[Dataset records on visual material]
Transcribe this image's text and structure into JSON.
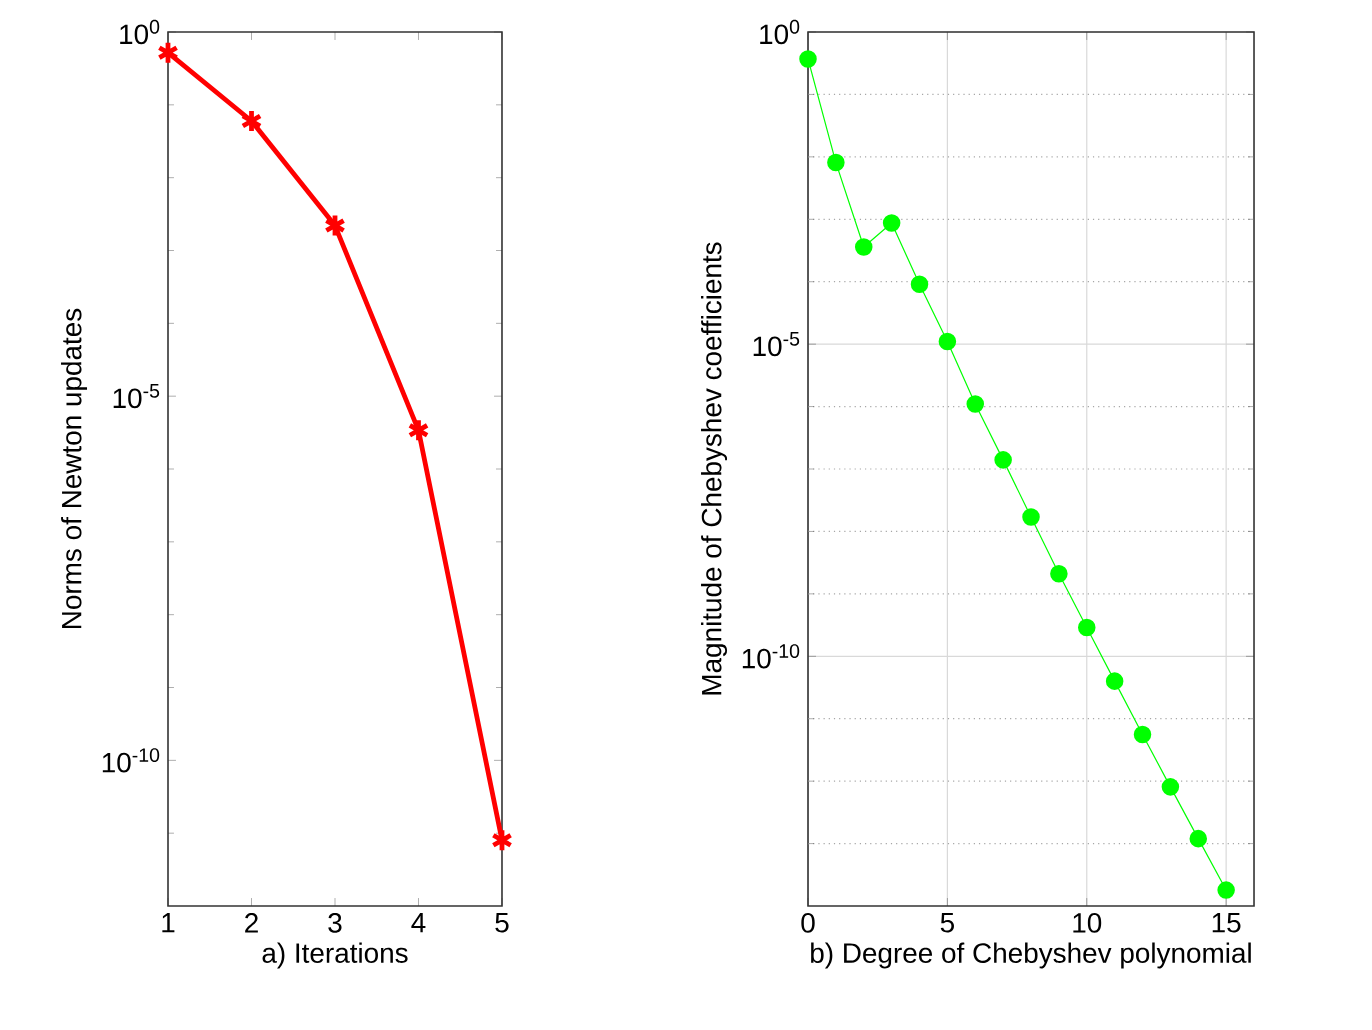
{
  "chart_data": [
    {
      "type": "line",
      "xlabel": "a) Iterations",
      "ylabel": "Norms of Newton updates",
      "log": "y",
      "grid": false,
      "marker": "cross",
      "line_style": "solid",
      "x": [
        1,
        2,
        3,
        4,
        5
      ],
      "series": [
        {
          "color": "#ff0000",
          "values": [
            0.52,
            0.06,
            0.0022,
            3.4e-06,
            8e-12
          ]
        }
      ],
      "xlim": [
        1,
        5
      ],
      "xticks": [
        1,
        2,
        3,
        4,
        5
      ],
      "ylim": [
        1e-12,
        1
      ],
      "yticks": [
        {
          "value": 1,
          "label": "10$^{0}$"
        },
        {
          "value": 0.1,
          "label": null
        },
        {
          "value": 0.01,
          "label": null
        },
        {
          "value": 0.001,
          "label": null
        },
        {
          "value": 0.0001,
          "label": null
        },
        {
          "value": 1e-05,
          "label": "10$^{-5}$"
        },
        {
          "value": 1e-06,
          "label": null
        },
        {
          "value": 1e-07,
          "label": null
        },
        {
          "value": 1e-08,
          "label": null
        },
        {
          "value": 1e-09,
          "label": null
        },
        {
          "value": 1e-10,
          "label": "10$^{-10}$"
        },
        {
          "value": 1e-11,
          "label": null
        }
      ]
    },
    {
      "type": "line",
      "xlabel": "b) Degree of Chebyshev polynomial",
      "ylabel": "Magnitude of Chebyshev coefficients",
      "log": "y",
      "grid": true,
      "marker": "circle",
      "line_style": "solid",
      "x": [
        0,
        1,
        2,
        3,
        4,
        5,
        6,
        7,
        8,
        9,
        10,
        11,
        12,
        13,
        14,
        15
      ],
      "series": [
        {
          "color": "#00ff00",
          "values": [
            0.37,
            0.0081,
            0.00036,
            0.00087,
            9.1e-05,
            1.1e-05,
            1.1e-06,
            1.4e-07,
            1.7e-08,
            2.1e-09,
            2.9e-10,
            4e-11,
            5.6e-12,
            8.1e-13,
            1.2e-13,
            1.8e-14
          ]
        }
      ],
      "xlim": [
        0,
        16
      ],
      "xticks": [
        0,
        5,
        10,
        15
      ],
      "ylim": [
        1e-14,
        1
      ],
      "yticks": [
        {
          "value": 1,
          "label": "10$^{0}$"
        },
        {
          "value": 0.1,
          "label": null
        },
        {
          "value": 0.01,
          "label": null
        },
        {
          "value": 0.001,
          "label": null
        },
        {
          "value": 0.0001,
          "label": null
        },
        {
          "value": 1e-05,
          "label": "10$^{-5}$"
        },
        {
          "value": 1e-06,
          "label": null
        },
        {
          "value": 1e-07,
          "label": null
        },
        {
          "value": 1e-08,
          "label": null
        },
        {
          "value": 1e-09,
          "label": null
        },
        {
          "value": 1e-10,
          "label": "10$^{-10}$"
        },
        {
          "value": 1e-11,
          "label": null
        },
        {
          "value": 1e-12,
          "label": null
        },
        {
          "value": 1e-13,
          "label": null
        }
      ]
    }
  ]
}
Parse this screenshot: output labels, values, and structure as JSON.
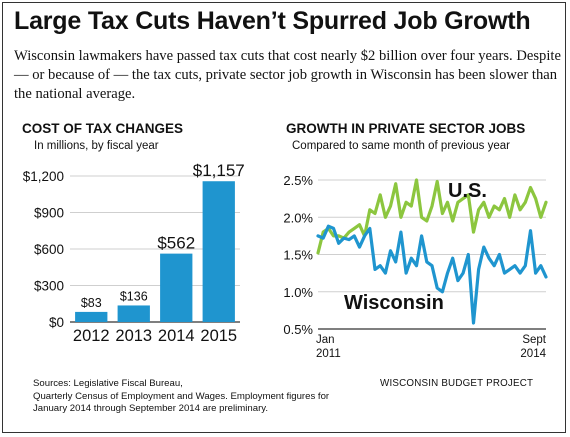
{
  "title": "Large Tax Cuts Haven’t Spurred Job Growth",
  "intro": "Wisconsin lawmakers have passed tax cuts that cost nearly $2 billion over four years. Despite — or because of — the tax cuts, private sector job growth in Wisconsin has been slower than the national average.",
  "footer": {
    "sources": "Sources: Legislative Fiscal Bureau,",
    "line2": "Quarterly Census of Employment and Wages. Employment figures for",
    "line3": "January 2014 through September 2014 are preliminary.",
    "credit": "WISCONSIN BUDGET PROJECT"
  },
  "colors": {
    "bar": "#1f95cf",
    "wisconsin": "#1f95cf",
    "us": "#8cc63f",
    "grid": "#cfcfcf",
    "axis": "#333333"
  },
  "chart_data": [
    {
      "type": "bar",
      "title": "COST OF TAX CHANGES",
      "subtitle": "In millions, by fiscal year",
      "categories": [
        "2012",
        "2013",
        "2014",
        "2015"
      ],
      "values": [
        83,
        136,
        562,
        1157
      ],
      "data_labels": [
        "$83",
        "$136",
        "$562",
        "$1,157"
      ],
      "yticks": [
        "$0",
        "$300",
        "$600",
        "$900",
        "$1,200"
      ],
      "ytick_values": [
        0,
        300,
        600,
        900,
        1200
      ],
      "ylim": [
        0,
        1200
      ],
      "grid": true
    },
    {
      "type": "line",
      "title": "GROWTH IN PRIVATE SECTOR JOBS",
      "subtitle": "Compared to same month of previous year",
      "x_start": "Jan 2011",
      "x_end": "Sept 2014",
      "x_tick_labels": [
        [
          "Jan",
          "2011"
        ],
        [
          "Sept",
          "2014"
        ]
      ],
      "yticks": [
        "0.5%",
        "1.0%",
        "1.5%",
        "2.0%",
        "2.5%"
      ],
      "ytick_values": [
        0.5,
        1.0,
        1.5,
        2.0,
        2.5
      ],
      "ylim": [
        0.5,
        2.6
      ],
      "grid": true,
      "series": [
        {
          "name": "U.S.",
          "values": [
            1.52,
            1.8,
            1.85,
            1.75,
            1.75,
            1.72,
            1.8,
            1.85,
            1.9,
            1.75,
            2.1,
            2.05,
            2.3,
            2.0,
            2.15,
            2.45,
            2.0,
            2.2,
            2.15,
            2.5,
            2.0,
            1.95,
            2.15,
            2.48,
            2.05,
            2.2,
            1.95,
            2.2,
            2.25,
            2.3,
            1.8,
            2.1,
            2.2,
            2.0,
            2.15,
            2.1,
            2.25,
            2.0,
            2.3,
            2.1,
            2.2,
            2.4,
            2.25,
            2.0,
            2.2
          ]
        },
        {
          "name": "Wisconsin",
          "values": [
            1.75,
            1.72,
            1.88,
            1.85,
            1.65,
            1.72,
            1.7,
            1.75,
            1.6,
            1.75,
            1.85,
            1.3,
            1.35,
            1.25,
            1.55,
            1.4,
            1.8,
            1.25,
            1.45,
            1.35,
            1.75,
            1.4,
            1.35,
            1.05,
            1.0,
            1.25,
            1.45,
            1.15,
            1.25,
            1.5,
            0.58,
            1.3,
            1.6,
            1.45,
            1.35,
            1.5,
            1.25,
            1.3,
            1.35,
            1.25,
            1.35,
            1.82,
            1.25,
            1.35,
            1.2
          ]
        }
      ]
    }
  ]
}
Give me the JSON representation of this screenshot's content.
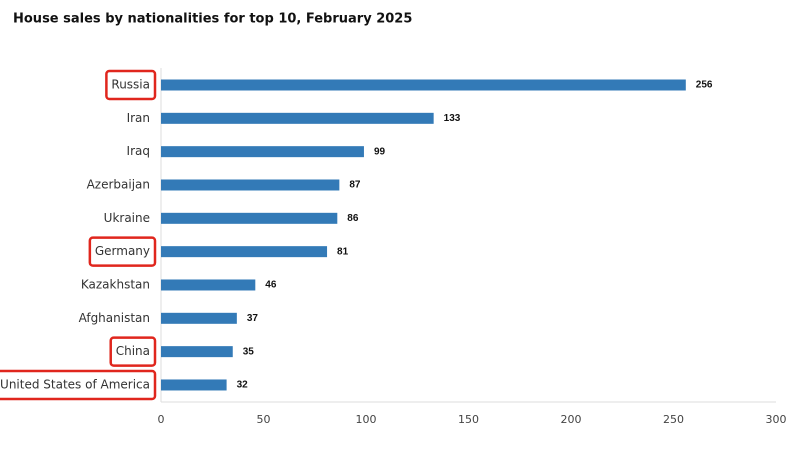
{
  "chart_data": {
    "type": "bar",
    "orientation": "horizontal",
    "title": "House sales by nationalities for top 10, February 2025",
    "categories": [
      "Russia",
      "Iran",
      "Iraq",
      "Azerbaijan",
      "Ukraine",
      "Germany",
      "Kazakhstan",
      "Afghanistan",
      "China",
      "United States of America"
    ],
    "values": [
      256,
      133,
      99,
      87,
      86,
      81,
      46,
      37,
      35,
      32
    ],
    "highlighted": [
      true,
      false,
      false,
      false,
      false,
      true,
      false,
      false,
      true,
      true
    ],
    "color": "#337ab7",
    "highlight_color": "#e0261d",
    "xlim": [
      0,
      300
    ],
    "xticks": [
      0,
      50,
      100,
      150,
      200,
      250,
      300
    ],
    "grid": false
  }
}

§ Directions
Quote the material above exactly, from the line holding "Give me the" through its last line, including both. Omit the pictures.

§ Answer for this exercise
Give me the JSON representation of this screenshot's content.
{
  "chart_data": {
    "type": "bar",
    "orientation": "horizontal",
    "title": "House sales by nationalities for top 10, February 2025",
    "categories": [
      "Russia",
      "Iran",
      "Iraq",
      "Azerbaijan",
      "Ukraine",
      "Germany",
      "Kazakhstan",
      "Afghanistan",
      "China",
      "United States of America"
    ],
    "values": [
      256,
      133,
      99,
      87,
      86,
      81,
      46,
      37,
      35,
      32
    ],
    "highlighted": [
      true,
      false,
      false,
      false,
      false,
      true,
      false,
      false,
      true,
      true
    ],
    "color": "#337ab7",
    "highlight_color": "#e0261d",
    "xlim": [
      0,
      300
    ],
    "xticks": [
      0,
      50,
      100,
      150,
      200,
      250,
      300
    ],
    "grid": false
  }
}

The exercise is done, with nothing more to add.